De igual sorte, ainda por respeito a princípios estatutários e, acima de tudo, constitucionais afetos a todo cidadão sujeito a uma sanção de qualquer natureza, a aplicação da sanção disciplinar a aluno acusado da prática de ato de indisciplina não poderá ocorrer de forma sumária, sob pena de violação do contido no art.5º, incisos LIV e LV da Constituição Federal, que garantem a todos o direito ao devido processo legal, ao contraditório e à ampla defesa, mais uma vez como forma de colocar a pessoa a salvo da arbitrariedade de autoridades investidas do poder de punir.
Nesse contexto, é elementar que o aluno acusado da prática da infração disciplinar, seja qual for sua idade, não apenas tem o direito de ser formalmente cientificado de que sua conduta (que se impõe seja devidamente descrita), caracteriza, em tese, determinado ato de indisciplina (com remissão à norma do regimento escolar que assim o estabelece), como também, a partir daí, deve ser a ele oportunizado exercício ao contraditório e à ampla defesa, com a obrigatória notificação de seus pais ou responsável, notadamente se criança ou adolescente (para assistí-lo ou representá-lo perante a autoridade escolar), confronto direto com o acusador, depoimento pessoal perante a autoridade processante e arrolamento/oitiva de testemunhas do ocorrido.
Todo o procedimento disciplinar, que deve estar devidamente previsto no regimento escolar (também por imposição do art.5º, inciso LIV da Constituição Federal), deverá ser conduzido em sigilo, facultando-se ao acusado a assistência de advogado.

◆ DADOS REGISTRADOS:
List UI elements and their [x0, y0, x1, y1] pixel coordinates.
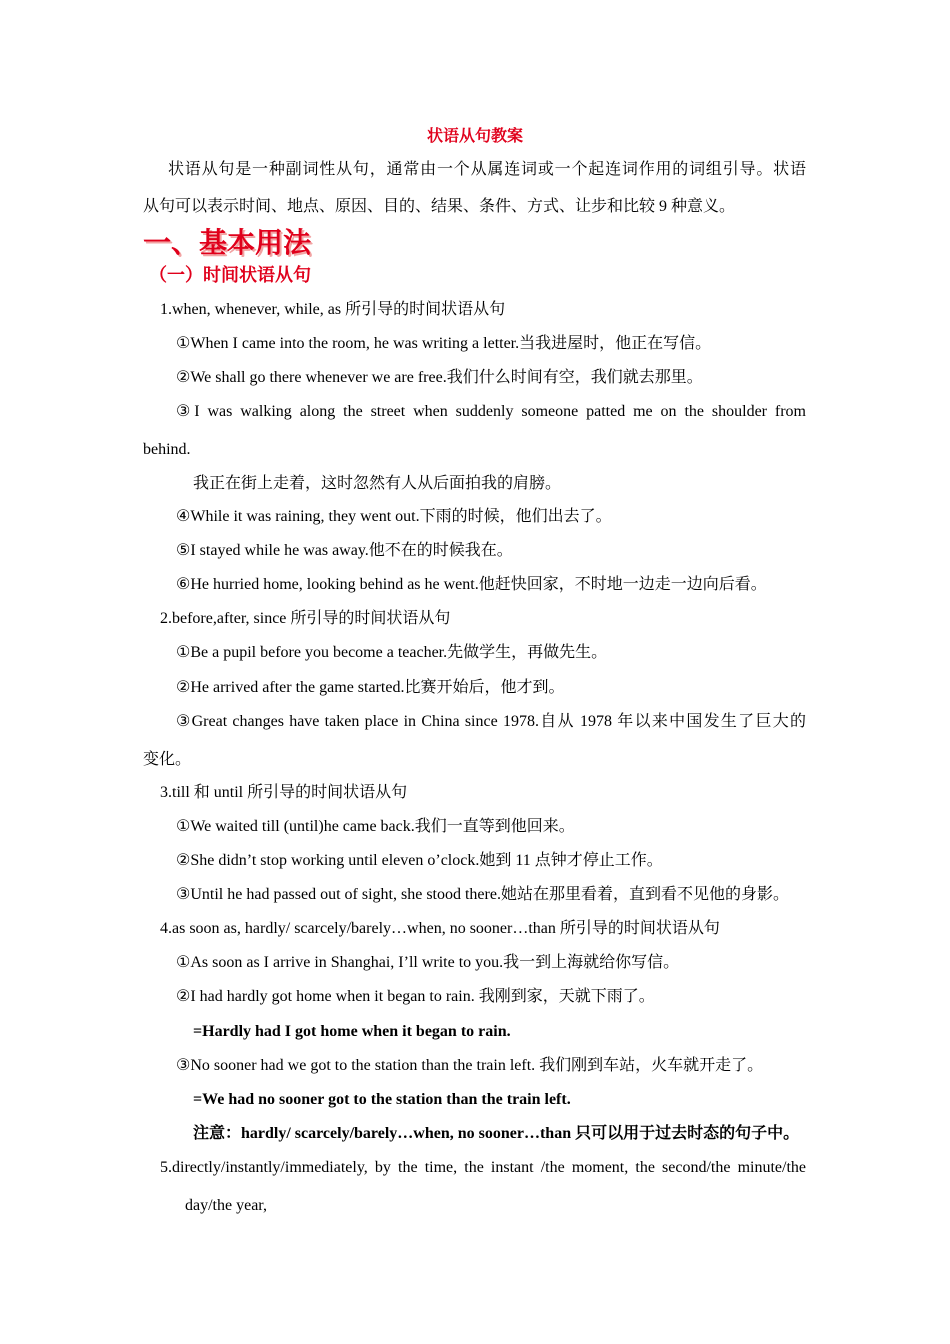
--
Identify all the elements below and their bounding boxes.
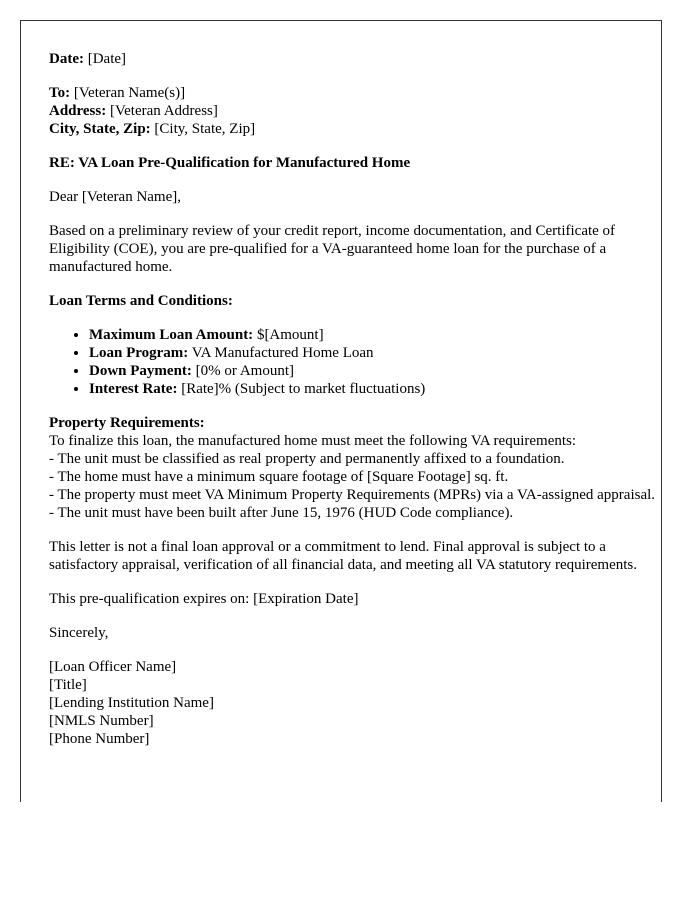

◆ OBJETIVO A:
Responda com base no texto sobre disciplina escolar:
(i) Quais incisos do art. 5º da Constituição Federal são citados no primeiro parágrafo?
(ii) Quem deve ser obrigatoriamente notificado quando o aluno é acusado, principalmente se for criança ou adolescente?
(iii) De que forma deve ser conduzido todo o procedimento disciplinar?
◆ OBJETIVO B:
Reproduza o trecho do texto sobre disciplina escolar, começando em "Todo o procedimento" e terminando em "assistência de advogado.".

◆ RESPOSTA FINAL A:
(i) Os incisos LIV e LV.
(ii) Os pais ou o responsável pelo aluno.
(iii) Em sigilo.

◆ RESPOSTA FINAL B:
Todo o procedimento disciplinar, que deve estar devidamente previsto no regimento escolar (também por imposição do art.5º, inciso LIV da Constituição Federal), deverá ser conduzido em sigilo, facultando-se ao acusado a assistência de advogado.